## Data to process
_ _ _ _ _ _ _

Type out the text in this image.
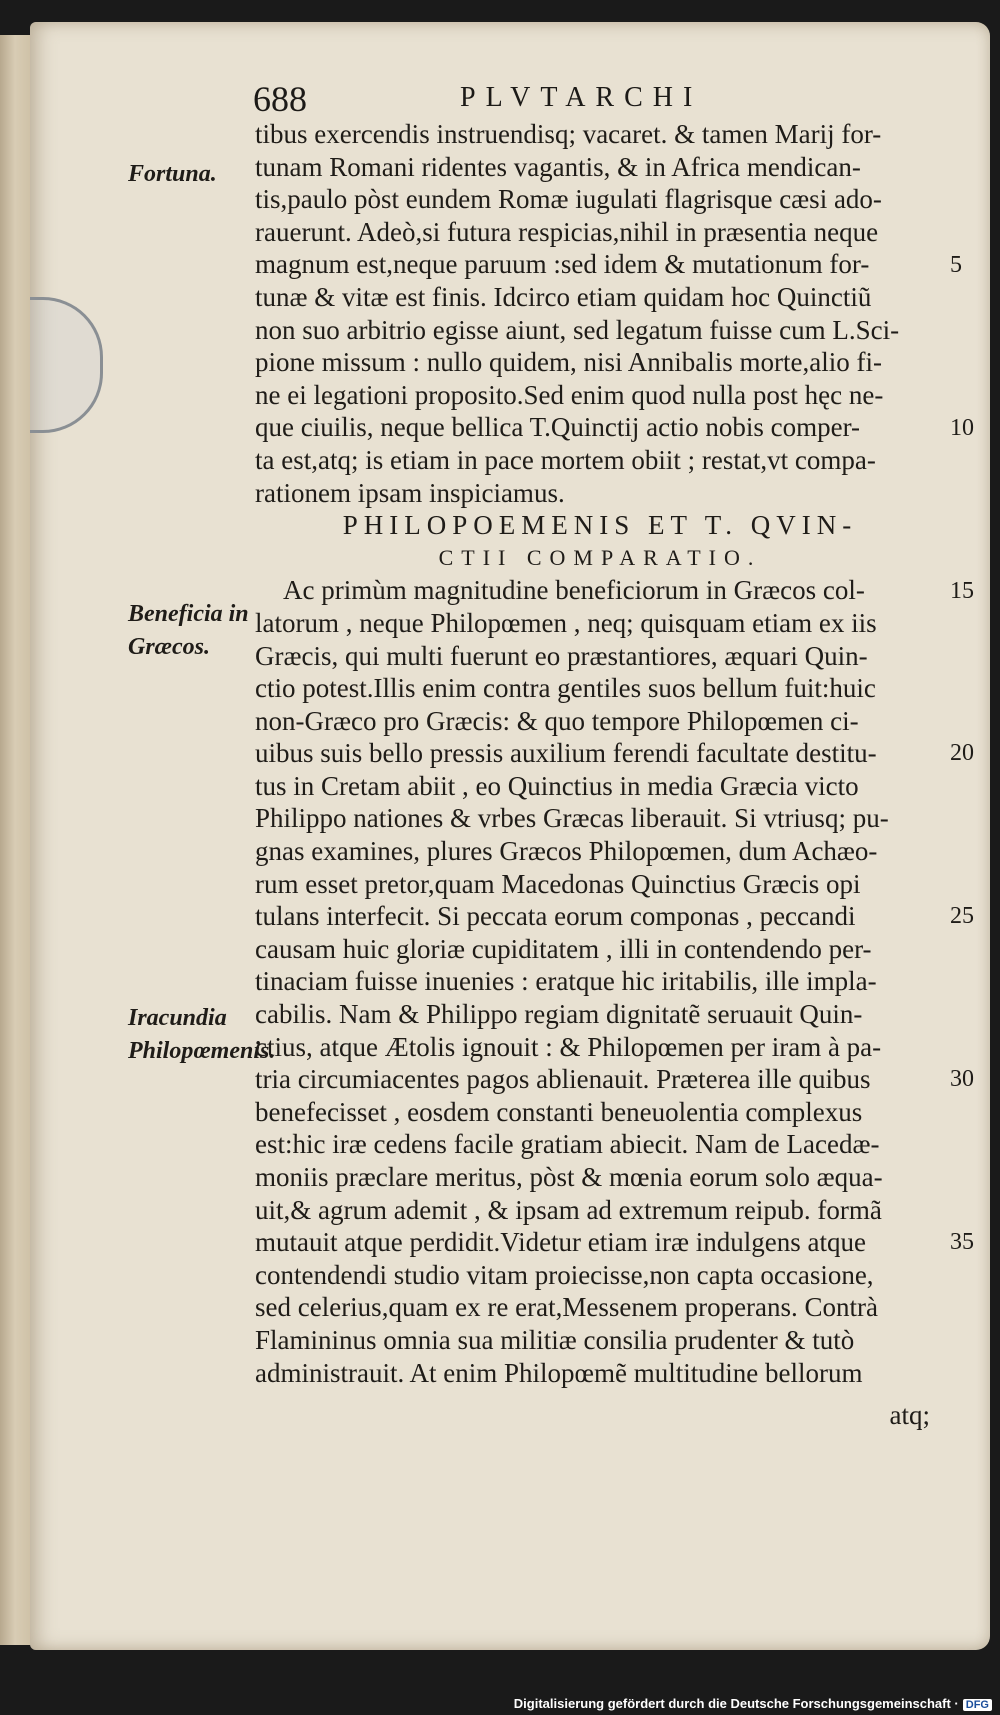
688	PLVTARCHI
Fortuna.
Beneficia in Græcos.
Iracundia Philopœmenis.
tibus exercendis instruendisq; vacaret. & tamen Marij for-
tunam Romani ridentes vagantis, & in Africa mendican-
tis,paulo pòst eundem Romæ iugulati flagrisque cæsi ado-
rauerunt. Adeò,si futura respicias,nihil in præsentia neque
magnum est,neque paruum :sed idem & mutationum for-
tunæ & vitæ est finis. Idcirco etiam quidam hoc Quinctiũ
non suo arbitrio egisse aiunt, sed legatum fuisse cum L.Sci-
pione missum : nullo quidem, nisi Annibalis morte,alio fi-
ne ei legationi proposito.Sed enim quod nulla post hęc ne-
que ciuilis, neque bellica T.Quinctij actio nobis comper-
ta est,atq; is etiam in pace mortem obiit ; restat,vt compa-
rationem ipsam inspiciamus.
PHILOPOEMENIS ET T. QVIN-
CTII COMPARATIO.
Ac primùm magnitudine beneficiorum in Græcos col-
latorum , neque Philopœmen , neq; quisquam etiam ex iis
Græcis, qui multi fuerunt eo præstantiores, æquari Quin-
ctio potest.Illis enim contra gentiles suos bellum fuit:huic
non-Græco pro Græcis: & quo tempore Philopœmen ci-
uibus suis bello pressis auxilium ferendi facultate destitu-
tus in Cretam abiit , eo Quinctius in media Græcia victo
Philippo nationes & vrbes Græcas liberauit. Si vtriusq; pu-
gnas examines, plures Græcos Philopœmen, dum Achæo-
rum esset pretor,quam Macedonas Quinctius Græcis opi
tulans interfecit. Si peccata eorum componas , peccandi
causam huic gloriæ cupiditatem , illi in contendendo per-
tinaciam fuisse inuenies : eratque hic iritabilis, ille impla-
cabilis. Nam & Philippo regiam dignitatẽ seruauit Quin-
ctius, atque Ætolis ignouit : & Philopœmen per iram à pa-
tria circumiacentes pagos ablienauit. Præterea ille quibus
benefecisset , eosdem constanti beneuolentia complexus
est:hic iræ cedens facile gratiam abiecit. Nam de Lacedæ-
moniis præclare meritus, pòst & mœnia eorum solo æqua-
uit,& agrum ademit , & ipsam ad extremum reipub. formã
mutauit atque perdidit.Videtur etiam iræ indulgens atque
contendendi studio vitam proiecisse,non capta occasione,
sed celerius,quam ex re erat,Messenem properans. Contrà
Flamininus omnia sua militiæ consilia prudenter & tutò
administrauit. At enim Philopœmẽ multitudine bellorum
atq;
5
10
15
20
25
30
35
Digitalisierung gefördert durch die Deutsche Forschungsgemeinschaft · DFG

_ _ _ _ _ _ _

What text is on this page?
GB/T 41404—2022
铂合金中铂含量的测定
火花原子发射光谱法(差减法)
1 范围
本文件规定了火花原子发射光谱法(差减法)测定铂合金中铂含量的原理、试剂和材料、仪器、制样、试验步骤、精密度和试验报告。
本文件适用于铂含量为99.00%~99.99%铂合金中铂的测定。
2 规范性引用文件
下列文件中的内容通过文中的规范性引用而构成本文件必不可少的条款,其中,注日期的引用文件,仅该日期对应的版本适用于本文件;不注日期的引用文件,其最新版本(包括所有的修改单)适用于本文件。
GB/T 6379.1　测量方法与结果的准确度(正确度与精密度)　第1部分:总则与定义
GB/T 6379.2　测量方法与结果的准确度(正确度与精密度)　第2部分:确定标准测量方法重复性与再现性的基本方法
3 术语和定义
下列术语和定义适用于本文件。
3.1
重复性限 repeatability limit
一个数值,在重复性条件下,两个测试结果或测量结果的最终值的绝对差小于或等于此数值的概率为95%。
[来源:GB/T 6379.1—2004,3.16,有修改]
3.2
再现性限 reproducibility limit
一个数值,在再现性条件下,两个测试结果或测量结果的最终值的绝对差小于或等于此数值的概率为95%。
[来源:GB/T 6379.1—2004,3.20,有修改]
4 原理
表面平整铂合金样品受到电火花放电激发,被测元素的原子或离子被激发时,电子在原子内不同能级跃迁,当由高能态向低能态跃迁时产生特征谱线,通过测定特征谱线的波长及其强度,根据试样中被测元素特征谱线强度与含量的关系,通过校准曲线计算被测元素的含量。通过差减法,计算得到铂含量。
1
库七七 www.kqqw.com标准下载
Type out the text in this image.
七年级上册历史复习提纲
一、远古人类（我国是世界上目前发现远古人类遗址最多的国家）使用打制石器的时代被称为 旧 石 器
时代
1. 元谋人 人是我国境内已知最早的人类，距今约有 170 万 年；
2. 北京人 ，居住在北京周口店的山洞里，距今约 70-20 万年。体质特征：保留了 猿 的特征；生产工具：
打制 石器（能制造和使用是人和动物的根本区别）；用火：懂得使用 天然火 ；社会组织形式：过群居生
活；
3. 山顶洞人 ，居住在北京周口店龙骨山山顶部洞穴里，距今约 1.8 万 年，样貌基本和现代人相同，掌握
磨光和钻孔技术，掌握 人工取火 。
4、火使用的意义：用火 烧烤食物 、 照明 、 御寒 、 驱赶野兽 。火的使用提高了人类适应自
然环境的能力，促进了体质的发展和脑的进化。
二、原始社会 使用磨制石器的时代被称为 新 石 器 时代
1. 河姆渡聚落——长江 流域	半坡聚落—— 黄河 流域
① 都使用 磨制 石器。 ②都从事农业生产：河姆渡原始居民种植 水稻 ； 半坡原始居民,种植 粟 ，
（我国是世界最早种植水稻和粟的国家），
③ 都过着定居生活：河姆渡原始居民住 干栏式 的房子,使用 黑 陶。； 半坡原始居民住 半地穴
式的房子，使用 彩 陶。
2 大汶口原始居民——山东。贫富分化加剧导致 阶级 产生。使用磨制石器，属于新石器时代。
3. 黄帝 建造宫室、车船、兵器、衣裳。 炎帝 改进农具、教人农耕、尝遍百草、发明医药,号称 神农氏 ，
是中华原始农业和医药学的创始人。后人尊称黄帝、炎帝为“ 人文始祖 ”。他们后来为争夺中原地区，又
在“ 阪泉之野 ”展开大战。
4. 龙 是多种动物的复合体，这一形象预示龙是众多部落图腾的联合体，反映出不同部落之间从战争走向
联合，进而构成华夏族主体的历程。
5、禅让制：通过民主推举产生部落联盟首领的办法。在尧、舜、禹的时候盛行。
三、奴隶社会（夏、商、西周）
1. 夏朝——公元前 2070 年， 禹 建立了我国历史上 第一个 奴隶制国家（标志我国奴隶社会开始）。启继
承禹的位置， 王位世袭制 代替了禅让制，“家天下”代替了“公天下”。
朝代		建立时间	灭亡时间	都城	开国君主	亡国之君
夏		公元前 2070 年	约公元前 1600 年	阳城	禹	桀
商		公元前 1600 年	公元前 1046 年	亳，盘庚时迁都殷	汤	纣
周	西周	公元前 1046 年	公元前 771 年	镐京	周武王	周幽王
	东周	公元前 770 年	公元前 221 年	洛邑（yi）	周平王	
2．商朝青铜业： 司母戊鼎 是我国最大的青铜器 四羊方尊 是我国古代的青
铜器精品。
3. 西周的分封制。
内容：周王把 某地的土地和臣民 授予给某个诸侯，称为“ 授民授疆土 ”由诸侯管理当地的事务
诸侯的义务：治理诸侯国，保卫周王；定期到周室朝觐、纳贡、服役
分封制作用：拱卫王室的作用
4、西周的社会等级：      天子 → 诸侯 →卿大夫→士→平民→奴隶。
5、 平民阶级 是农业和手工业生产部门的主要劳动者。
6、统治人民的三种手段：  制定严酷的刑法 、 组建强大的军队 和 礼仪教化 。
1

_ _ _ _ _ _ _

## Your instructions
Scan the records above for the string "ille", then select every line that holds it.

## Problem solution
tinaciam fuisse inuenies : eratque hic iritabilis, ille impla-
tria circumiacentes pagos ablienauit. Præterea ille quibus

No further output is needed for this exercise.